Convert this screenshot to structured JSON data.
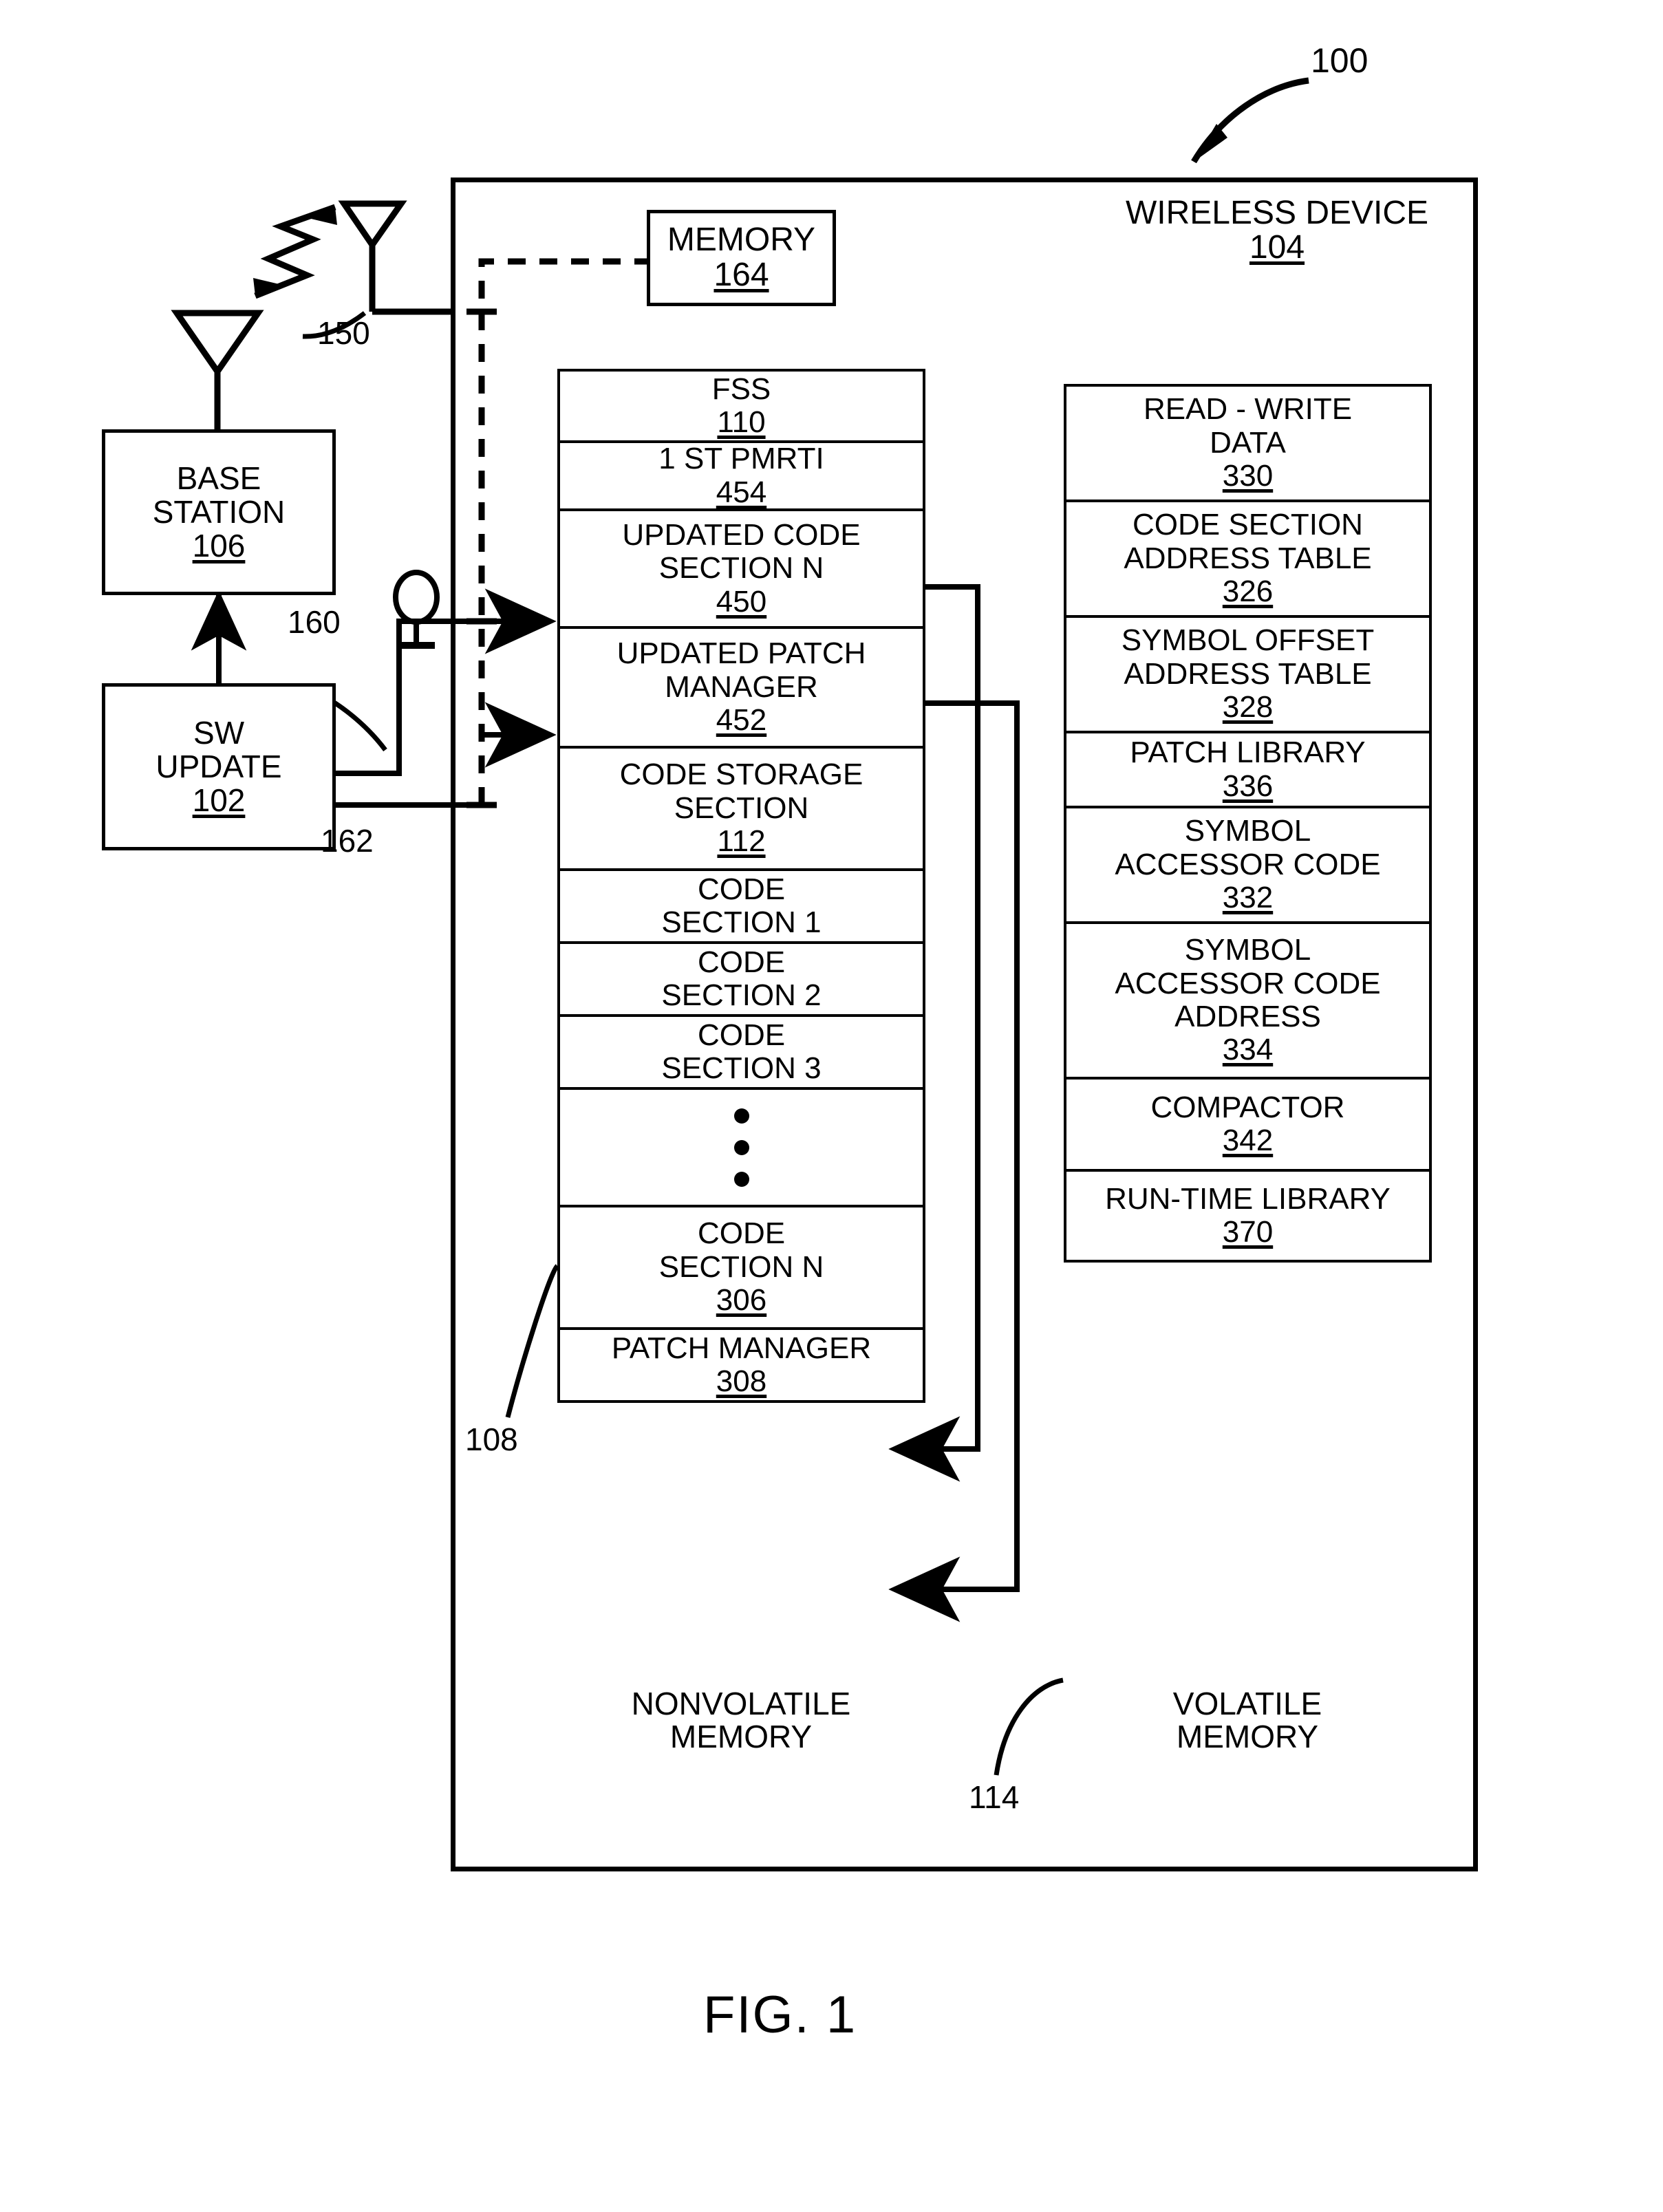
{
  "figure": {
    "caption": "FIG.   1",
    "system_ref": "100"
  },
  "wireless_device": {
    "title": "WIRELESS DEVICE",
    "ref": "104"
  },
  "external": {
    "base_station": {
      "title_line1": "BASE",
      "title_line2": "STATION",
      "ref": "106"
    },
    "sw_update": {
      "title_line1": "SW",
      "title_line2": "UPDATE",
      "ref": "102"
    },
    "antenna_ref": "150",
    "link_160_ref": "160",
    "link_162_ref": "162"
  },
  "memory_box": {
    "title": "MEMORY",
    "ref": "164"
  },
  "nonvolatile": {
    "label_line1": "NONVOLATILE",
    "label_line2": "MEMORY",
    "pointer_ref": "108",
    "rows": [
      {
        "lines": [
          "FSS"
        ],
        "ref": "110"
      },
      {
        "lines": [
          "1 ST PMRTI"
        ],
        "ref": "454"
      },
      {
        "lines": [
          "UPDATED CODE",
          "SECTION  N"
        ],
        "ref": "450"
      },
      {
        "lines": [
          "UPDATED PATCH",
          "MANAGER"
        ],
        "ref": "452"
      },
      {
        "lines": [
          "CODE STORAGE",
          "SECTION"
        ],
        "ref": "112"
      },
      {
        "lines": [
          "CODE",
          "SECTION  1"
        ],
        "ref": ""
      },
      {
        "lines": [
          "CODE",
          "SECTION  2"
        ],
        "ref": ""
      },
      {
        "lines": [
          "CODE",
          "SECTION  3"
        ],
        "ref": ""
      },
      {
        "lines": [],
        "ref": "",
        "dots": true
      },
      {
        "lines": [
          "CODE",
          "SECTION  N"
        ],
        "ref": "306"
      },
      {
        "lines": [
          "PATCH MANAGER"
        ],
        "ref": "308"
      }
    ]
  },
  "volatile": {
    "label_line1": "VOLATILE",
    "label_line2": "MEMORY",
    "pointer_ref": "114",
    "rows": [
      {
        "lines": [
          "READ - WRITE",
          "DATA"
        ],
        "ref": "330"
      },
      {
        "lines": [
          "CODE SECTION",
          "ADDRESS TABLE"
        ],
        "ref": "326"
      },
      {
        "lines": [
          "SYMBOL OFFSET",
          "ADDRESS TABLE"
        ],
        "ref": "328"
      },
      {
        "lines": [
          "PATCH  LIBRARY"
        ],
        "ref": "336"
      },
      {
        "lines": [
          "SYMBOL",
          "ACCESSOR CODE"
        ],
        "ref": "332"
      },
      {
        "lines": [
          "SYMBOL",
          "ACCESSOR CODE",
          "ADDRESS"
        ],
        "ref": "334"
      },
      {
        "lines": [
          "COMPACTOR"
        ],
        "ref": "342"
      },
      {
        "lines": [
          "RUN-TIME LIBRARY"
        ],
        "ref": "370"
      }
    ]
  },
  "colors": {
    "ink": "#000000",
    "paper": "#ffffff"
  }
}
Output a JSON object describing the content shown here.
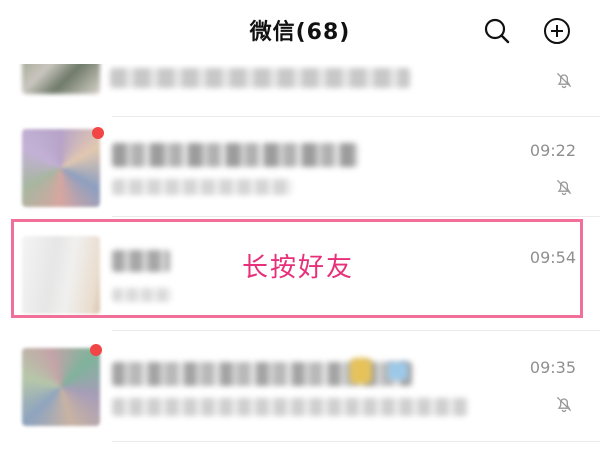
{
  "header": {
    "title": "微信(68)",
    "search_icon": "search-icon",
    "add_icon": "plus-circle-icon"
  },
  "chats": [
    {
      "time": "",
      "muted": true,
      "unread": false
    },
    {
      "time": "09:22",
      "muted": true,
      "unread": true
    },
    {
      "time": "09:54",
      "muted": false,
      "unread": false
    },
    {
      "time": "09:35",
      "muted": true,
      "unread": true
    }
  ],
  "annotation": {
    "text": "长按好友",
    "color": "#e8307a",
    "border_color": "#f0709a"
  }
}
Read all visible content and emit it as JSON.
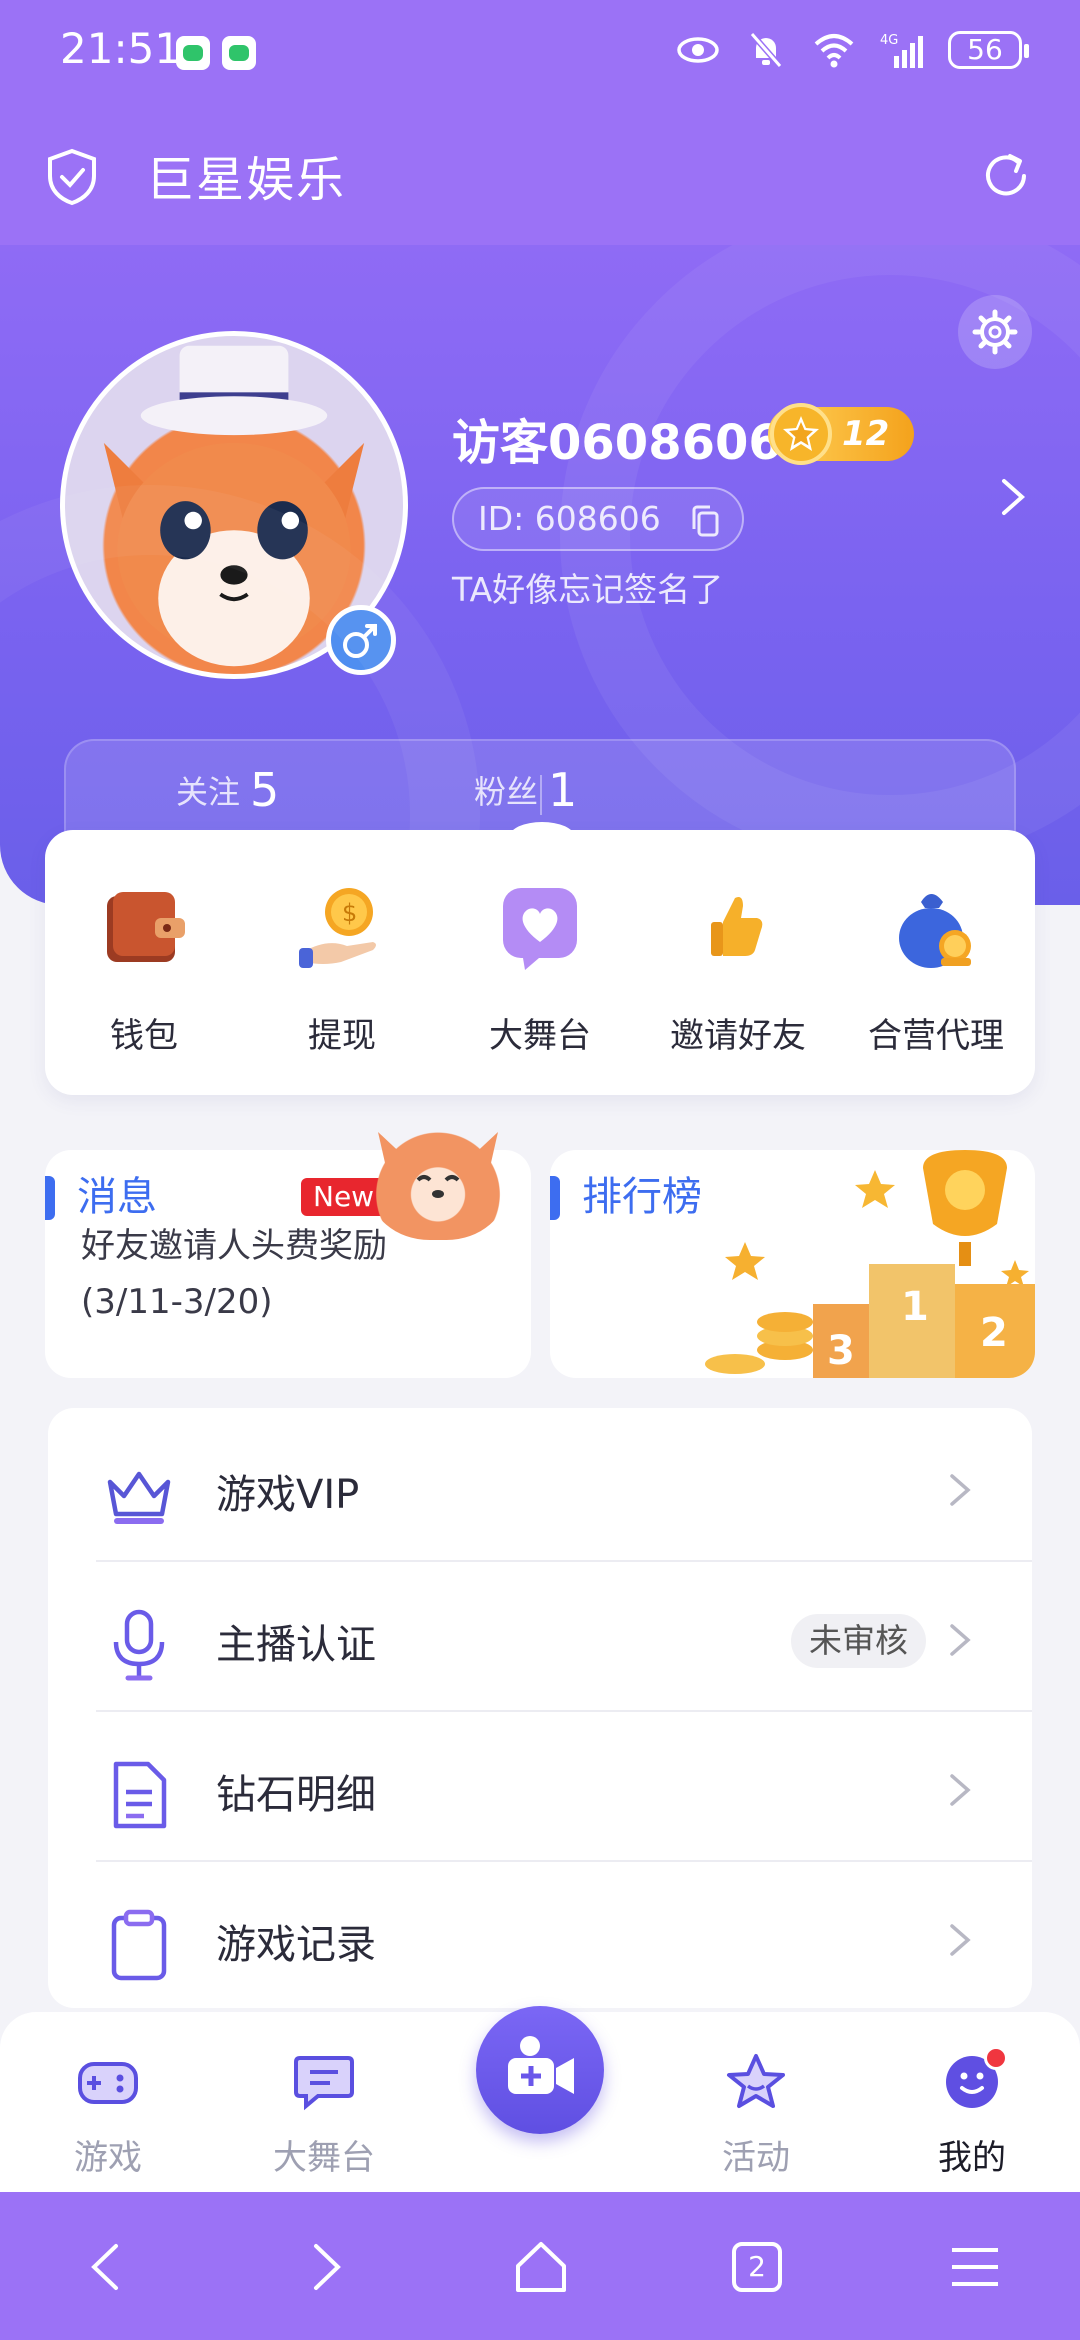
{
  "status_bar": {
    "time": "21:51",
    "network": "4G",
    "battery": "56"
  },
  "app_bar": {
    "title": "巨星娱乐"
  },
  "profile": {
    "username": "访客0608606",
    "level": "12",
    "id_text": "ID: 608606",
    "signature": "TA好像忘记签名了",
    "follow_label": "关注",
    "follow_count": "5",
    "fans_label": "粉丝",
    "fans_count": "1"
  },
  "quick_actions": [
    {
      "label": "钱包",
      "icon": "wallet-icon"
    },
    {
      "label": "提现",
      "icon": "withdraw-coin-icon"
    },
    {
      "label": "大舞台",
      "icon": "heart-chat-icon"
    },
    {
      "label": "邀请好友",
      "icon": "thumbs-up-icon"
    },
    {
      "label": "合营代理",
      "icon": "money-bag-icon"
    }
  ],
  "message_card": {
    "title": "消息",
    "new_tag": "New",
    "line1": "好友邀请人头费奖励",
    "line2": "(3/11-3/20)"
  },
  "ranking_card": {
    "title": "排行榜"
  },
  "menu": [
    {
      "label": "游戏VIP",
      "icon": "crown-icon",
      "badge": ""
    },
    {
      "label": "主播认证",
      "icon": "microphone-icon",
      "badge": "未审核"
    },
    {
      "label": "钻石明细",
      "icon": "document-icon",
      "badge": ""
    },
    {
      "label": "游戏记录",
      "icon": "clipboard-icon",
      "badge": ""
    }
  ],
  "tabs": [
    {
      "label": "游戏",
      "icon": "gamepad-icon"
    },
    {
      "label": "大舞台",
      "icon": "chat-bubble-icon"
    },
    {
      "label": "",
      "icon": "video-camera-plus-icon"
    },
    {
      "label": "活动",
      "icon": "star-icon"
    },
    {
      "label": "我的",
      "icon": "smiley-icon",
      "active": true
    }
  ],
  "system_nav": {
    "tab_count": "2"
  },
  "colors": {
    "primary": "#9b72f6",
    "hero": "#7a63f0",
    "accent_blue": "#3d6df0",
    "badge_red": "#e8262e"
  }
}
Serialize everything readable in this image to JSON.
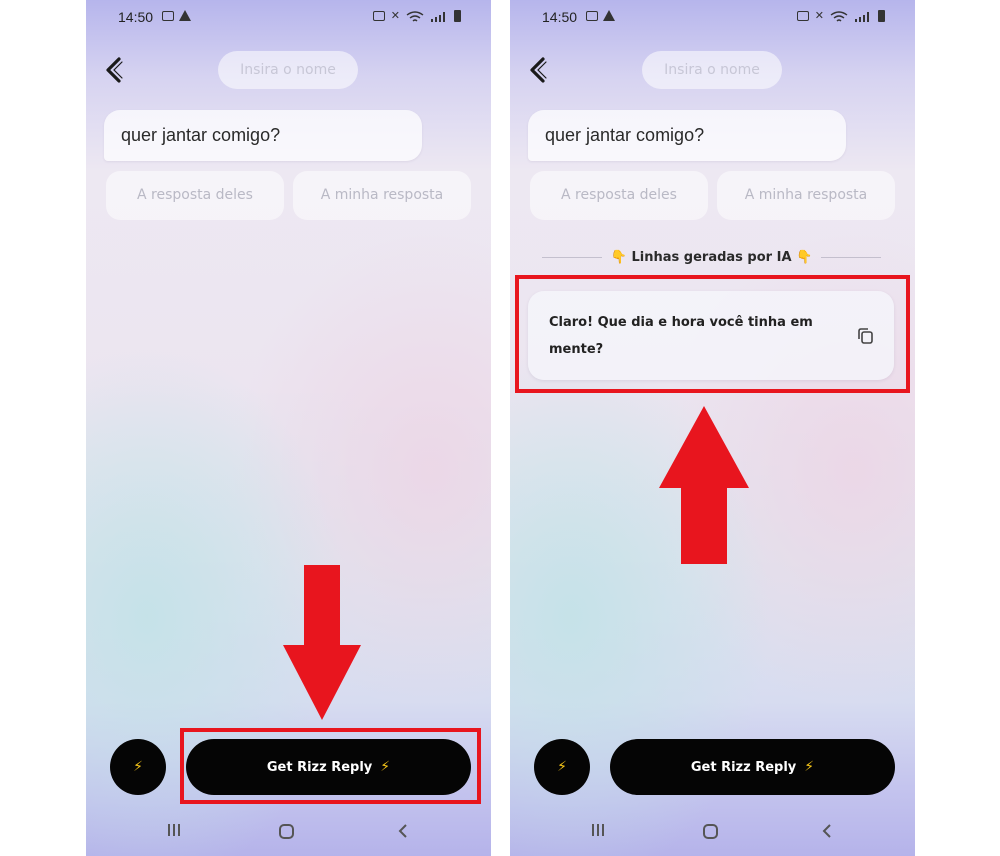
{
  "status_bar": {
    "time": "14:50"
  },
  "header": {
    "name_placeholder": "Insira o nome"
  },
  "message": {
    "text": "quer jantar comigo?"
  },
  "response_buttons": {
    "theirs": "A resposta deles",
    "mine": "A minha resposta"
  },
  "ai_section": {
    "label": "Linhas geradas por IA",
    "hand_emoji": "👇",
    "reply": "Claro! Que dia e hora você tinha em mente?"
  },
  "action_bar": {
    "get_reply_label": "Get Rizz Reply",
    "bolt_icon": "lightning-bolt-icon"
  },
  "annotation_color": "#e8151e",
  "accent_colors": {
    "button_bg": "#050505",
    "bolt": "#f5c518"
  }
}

::::::

WHAT THE EXERCISE ASKS: Quote only the lines that start at the line holding "Serialize everything readable" and end at the last line of the entries, including both of those lines, and omit every picture.

THE REPLY:
Serialize everything readable in this image to JSON.
{
  "status_bar": {
    "time": "14:50"
  },
  "header": {
    "name_placeholder": "Insira o nome"
  },
  "message": {
    "text": "quer jantar comigo?"
  },
  "response_buttons": {
    "theirs": "A resposta deles",
    "mine": "A minha resposta"
  },
  "ai_section": {
    "label": "Linhas geradas por IA",
    "hand_emoji": "👇",
    "reply": "Claro! Que dia e hora você tinha em mente?"
  },
  "action_bar": {
    "get_reply_label": "Get Rizz Reply",
    "bolt_icon": "lightning-bolt-icon"
  },
  "annotation_color": "#e8151e",
  "accent_colors": {
    "button_bg": "#050505",
    "bolt": "#f5c518"
  }
}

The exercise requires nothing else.